(Required work): Could you reproduce every line of the entries below without any change, leaving out the pictures?

(Records supplied):
━━━
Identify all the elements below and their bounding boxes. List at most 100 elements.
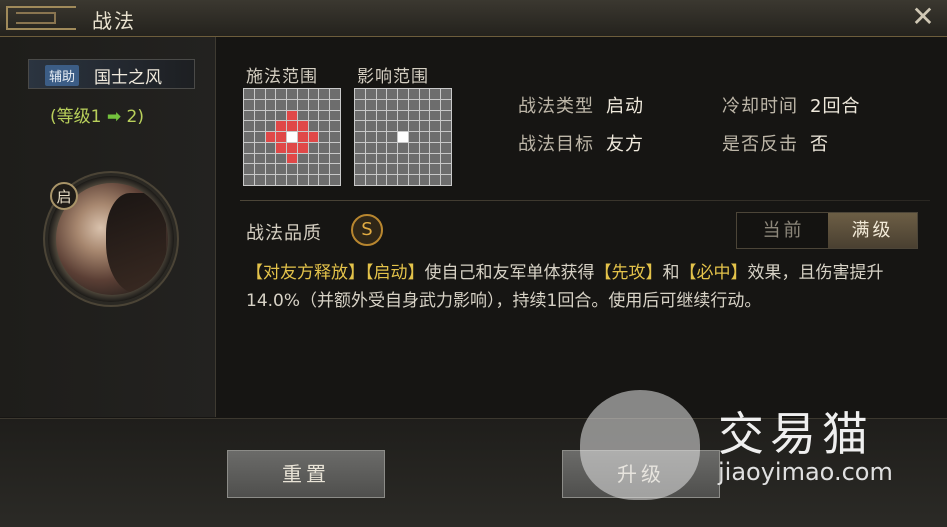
grid-cell — [365, 142, 376, 153]
counter-label: 是否反击 — [722, 134, 798, 155]
grid-cell — [441, 132, 451, 142]
grid-cell — [365, 153, 376, 164]
grid-cell — [365, 99, 376, 110]
effect-range-grid — [354, 88, 452, 186]
grid-cell — [355, 175, 365, 185]
grid-cell — [408, 175, 419, 185]
grid-cell — [419, 110, 430, 121]
grid-cell — [297, 164, 308, 175]
grid-cell — [430, 89, 441, 99]
grid-cell — [276, 121, 287, 132]
grid-cell — [265, 110, 276, 121]
skill-target-label: 战法目标 — [518, 134, 594, 155]
quality-grade-badge: S — [351, 214, 383, 246]
grid-cell — [254, 164, 265, 175]
grid-cell — [244, 142, 254, 153]
skill-category-badge: 辅助 — [45, 65, 80, 86]
grid-cell — [319, 164, 330, 175]
grid-cell — [441, 110, 451, 121]
grid-cell — [355, 164, 365, 175]
grid-cell — [387, 110, 398, 121]
grid-cell — [308, 121, 319, 132]
grid-cell — [254, 89, 265, 99]
grid-cell — [287, 89, 297, 99]
grid-cell — [297, 110, 308, 121]
grid-cell — [330, 110, 340, 121]
grid-cell — [365, 110, 376, 121]
grid-cell — [330, 99, 340, 110]
grid-cell — [319, 110, 330, 121]
grid-cell — [276, 89, 287, 99]
grid-cell — [319, 175, 330, 185]
tab-max-level[interactable]: 满级 — [828, 213, 917, 248]
grid-cell — [355, 132, 365, 142]
grid-cell — [408, 142, 419, 153]
grid-cell — [355, 89, 365, 99]
desc-keyword-sure-hit: 【必中】 — [679, 263, 748, 283]
grid-cell — [265, 142, 276, 153]
grid-cell — [330, 175, 340, 185]
counter-row: 是否反击否 — [722, 130, 829, 156]
grid-cell — [244, 121, 254, 132]
grid-cell — [276, 99, 287, 110]
skill-type-label: 战法类型 — [518, 96, 594, 117]
grid-cell — [330, 164, 340, 175]
grid-cell — [244, 164, 254, 175]
skill-target-row: 战法目标 友方 — [518, 130, 644, 156]
grid-cell — [408, 153, 419, 164]
grid-cell — [287, 153, 297, 164]
grid-cell — [287, 132, 297, 142]
grid-cell — [319, 121, 330, 132]
grid-cell — [265, 132, 276, 142]
grid-cell — [319, 99, 330, 110]
grid-cell — [430, 153, 441, 164]
grid-cell — [254, 132, 265, 142]
grid-cell — [408, 89, 419, 99]
grid-cell — [398, 164, 408, 175]
grid-cell — [355, 142, 365, 153]
reset-button[interactable]: 重置 — [227, 450, 385, 498]
grid-cell — [441, 89, 451, 99]
grid-cell — [355, 121, 365, 132]
grid-cell — [430, 175, 441, 185]
grid-cell — [419, 164, 430, 175]
grid-cell — [376, 164, 387, 175]
grid-cell — [376, 142, 387, 153]
grid-cell — [308, 175, 319, 185]
grid-cell — [265, 164, 276, 175]
grid-cell — [297, 121, 308, 132]
grid-cell — [430, 142, 441, 153]
grid-cell — [276, 142, 287, 153]
grid-cell — [419, 153, 430, 164]
grid-cell — [265, 121, 276, 132]
grid-cell — [376, 121, 387, 132]
grid-cell — [265, 89, 276, 99]
grid-cell — [398, 153, 408, 164]
grid-cell — [398, 132, 408, 142]
grid-cell — [319, 142, 330, 153]
grid-cell — [419, 142, 430, 153]
grid-cell — [297, 99, 308, 110]
grid-cell — [355, 153, 365, 164]
grid-cell — [419, 121, 430, 132]
grid-cell — [308, 153, 319, 164]
grid-cell — [330, 142, 340, 153]
close-icon[interactable]: ✕ — [909, 2, 937, 32]
grid-cell — [297, 153, 308, 164]
grid-cell — [398, 99, 408, 110]
skill-type-value: 启动 — [606, 96, 644, 117]
section-divider — [240, 200, 930, 201]
skill-type-row: 战法类型 启动 — [518, 92, 644, 118]
tab-current[interactable]: 当前 — [739, 213, 828, 248]
grid-cell — [387, 153, 398, 164]
watermark-cat-icon — [580, 390, 700, 500]
grid-cell — [365, 175, 376, 185]
grid-cell — [441, 142, 451, 153]
level-from: (等级1 — [50, 107, 102, 127]
grid-cell — [408, 110, 419, 121]
grid-cell — [287, 121, 297, 132]
grid-cell — [297, 89, 308, 99]
grid-cell — [287, 142, 297, 153]
effect-range-label: 影响范围 — [357, 67, 429, 87]
grid-cell — [387, 164, 398, 175]
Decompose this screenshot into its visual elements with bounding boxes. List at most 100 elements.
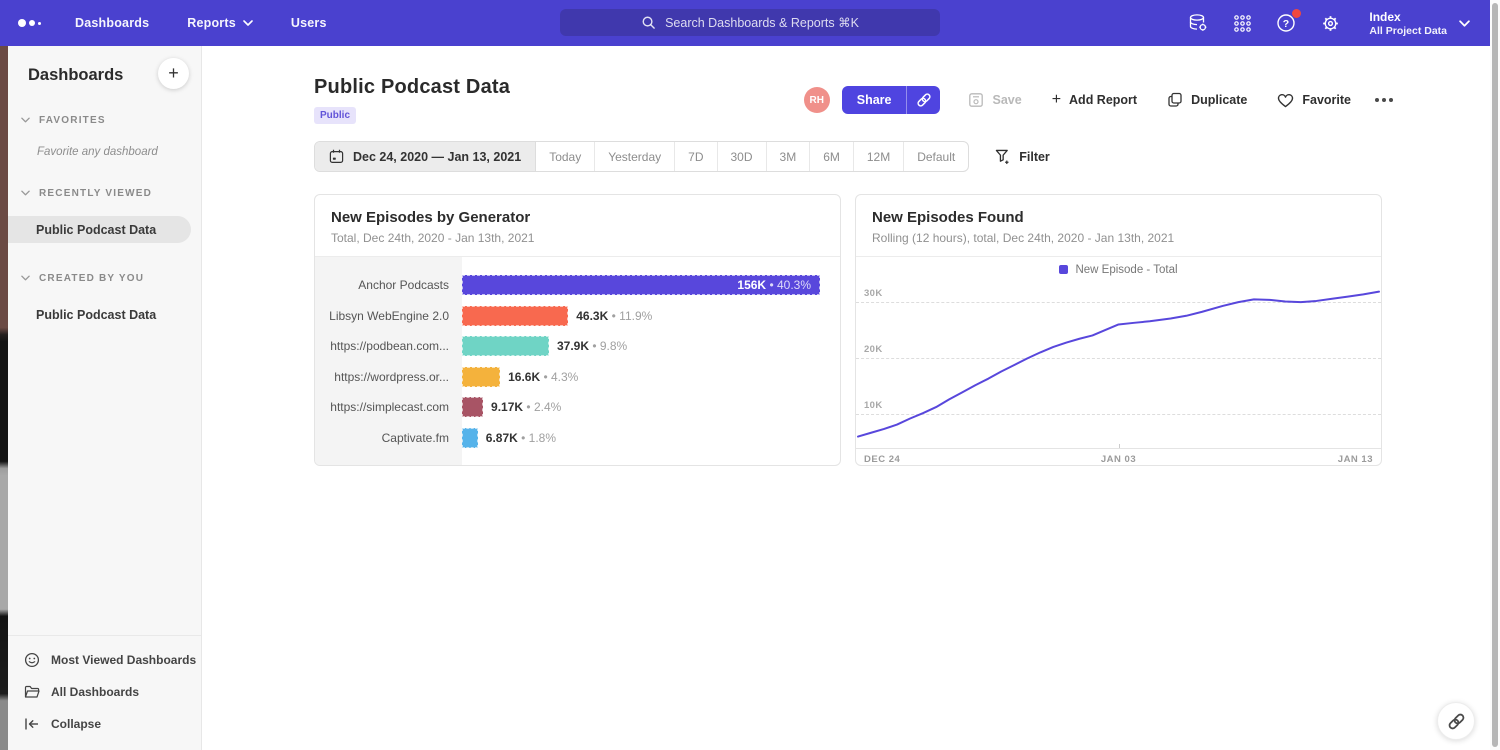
━━━
(Task result):
Identify all the elements below and their bounding boxes. List at most 100 elements.
grid-cell — [365, 142, 376, 153]
counter-label: 是否反击 — [722, 134, 798, 155]
grid-cell — [441, 132, 451, 142]
grid-cell — [365, 153, 376, 164]
grid-cell — [365, 99, 376, 110]
effect-range-grid — [354, 88, 452, 186]
grid-cell — [355, 175, 365, 185]
grid-cell — [408, 175, 419, 185]
grid-cell — [419, 110, 430, 121]
grid-cell — [297, 164, 308, 175]
grid-cell — [430, 89, 441, 99]
grid-cell — [276, 121, 287, 132]
grid-cell — [265, 110, 276, 121]
skill-target-label: 战法目标 — [518, 134, 594, 155]
quality-grade-badge: S — [351, 214, 383, 246]
grid-cell — [254, 164, 265, 175]
grid-cell — [244, 142, 254, 153]
skill-category-badge: 辅助 — [45, 65, 80, 86]
grid-cell — [319, 164, 330, 175]
grid-cell — [441, 110, 451, 121]
grid-cell — [355, 164, 365, 175]
grid-cell — [387, 110, 398, 121]
grid-cell — [308, 121, 319, 132]
grid-cell — [254, 89, 265, 99]
grid-cell — [287, 89, 297, 99]
grid-cell — [297, 110, 308, 121]
grid-cell — [330, 110, 340, 121]
grid-cell — [365, 110, 376, 121]
grid-cell — [330, 99, 340, 110]
grid-cell — [319, 110, 330, 121]
grid-cell — [276, 89, 287, 99]
grid-cell — [319, 175, 330, 185]
tab-max-level[interactable]: 满级 — [828, 213, 917, 248]
grid-cell — [355, 132, 365, 142]
grid-cell — [408, 142, 419, 153]
grid-cell — [355, 89, 365, 99]
desc-keyword-sure-hit: 【必中】 — [679, 263, 748, 283]
grid-cell — [265, 142, 276, 153]
grid-cell — [330, 175, 340, 185]
counter-row: 是否反击否 — [722, 130, 829, 156]
grid-cell — [244, 121, 254, 132]
grid-cell — [276, 99, 287, 110]
skill-type-label: 战法类型 — [518, 96, 594, 117]
grid-cell — [330, 164, 340, 175]
grid-cell — [244, 164, 254, 175]
skill-target-row: 战法目标 友方 — [518, 130, 644, 156]
grid-cell — [408, 153, 419, 164]
grid-cell — [287, 153, 297, 164]
grid-cell — [287, 132, 297, 142]
grid-cell — [319, 121, 330, 132]
grid-cell — [265, 132, 276, 142]
grid-cell — [319, 99, 330, 110]
grid-cell — [430, 153, 441, 164]
grid-cell — [254, 132, 265, 142]
grid-cell — [408, 89, 419, 99]
grid-cell — [398, 164, 408, 175]
grid-cell — [355, 142, 365, 153]
reset-button[interactable]: 重置 — [227, 450, 385, 498]
grid-cell — [441, 89, 451, 99]
grid-cell — [355, 121, 365, 132]
grid-cell — [430, 175, 441, 185]
grid-cell — [419, 164, 430, 175]
grid-cell — [376, 164, 387, 175]
grid-cell — [376, 142, 387, 153]
grid-cell — [308, 175, 319, 185]
grid-cell — [265, 164, 276, 175]
grid-cell — [297, 121, 308, 132]
grid-cell — [430, 142, 441, 153]
grid-cell — [276, 142, 287, 153]
grid-cell — [419, 153, 430, 164]
grid-cell — [265, 121, 276, 132]
grid-cell — [376, 121, 387, 132]
grid-cell — [265, 89, 276, 99]
grid-cell — [398, 153, 408, 164]
grid-cell — [398, 132, 408, 142]
grid-cell — [319, 142, 330, 153]
grid-cell — [419, 142, 430, 153]
grid-cell — [297, 99, 308, 110]
grid-cell — [355, 153, 365, 164]
grid-cell — [419, 121, 430, 132]
grid-cell — [308, 153, 319, 164]
grid-cell — [330, 142, 340, 153]
close-icon[interactable]: ✕ — [909, 2, 937, 32]
grid-cell — [297, 153, 308, 164]
grid-cell — [398, 99, 408, 110]
skill-type-value: 启动 — [606, 96, 644, 117]
section-divider — [240, 200, 930, 201]
skill-type-row: 战法类型 启动 — [518, 92, 644, 118]
tab-current[interactable]: 当前 — [739, 213, 828, 248]
grid-cell — [387, 153, 398, 164]
watermark-cat-icon — [580, 390, 700, 500]
grid-cell — [365, 175, 376, 185]
grid-cell — [441, 142, 451, 153]
level-from: (等级1 — [50, 107, 102, 127]
grid-cell — [408, 110, 419, 121]
grid-cell — [287, 121, 297, 132]
grid-cell — [297, 89, 308, 99]
grid-cell — [287, 142, 297, 153]
effect-range-label: 影响范围 — [357, 67, 429, 87]
grid-cell — [387, 164, 398, 175]
Decompose this screenshot into its visual elements with bounding boxes. List at most 100 elements.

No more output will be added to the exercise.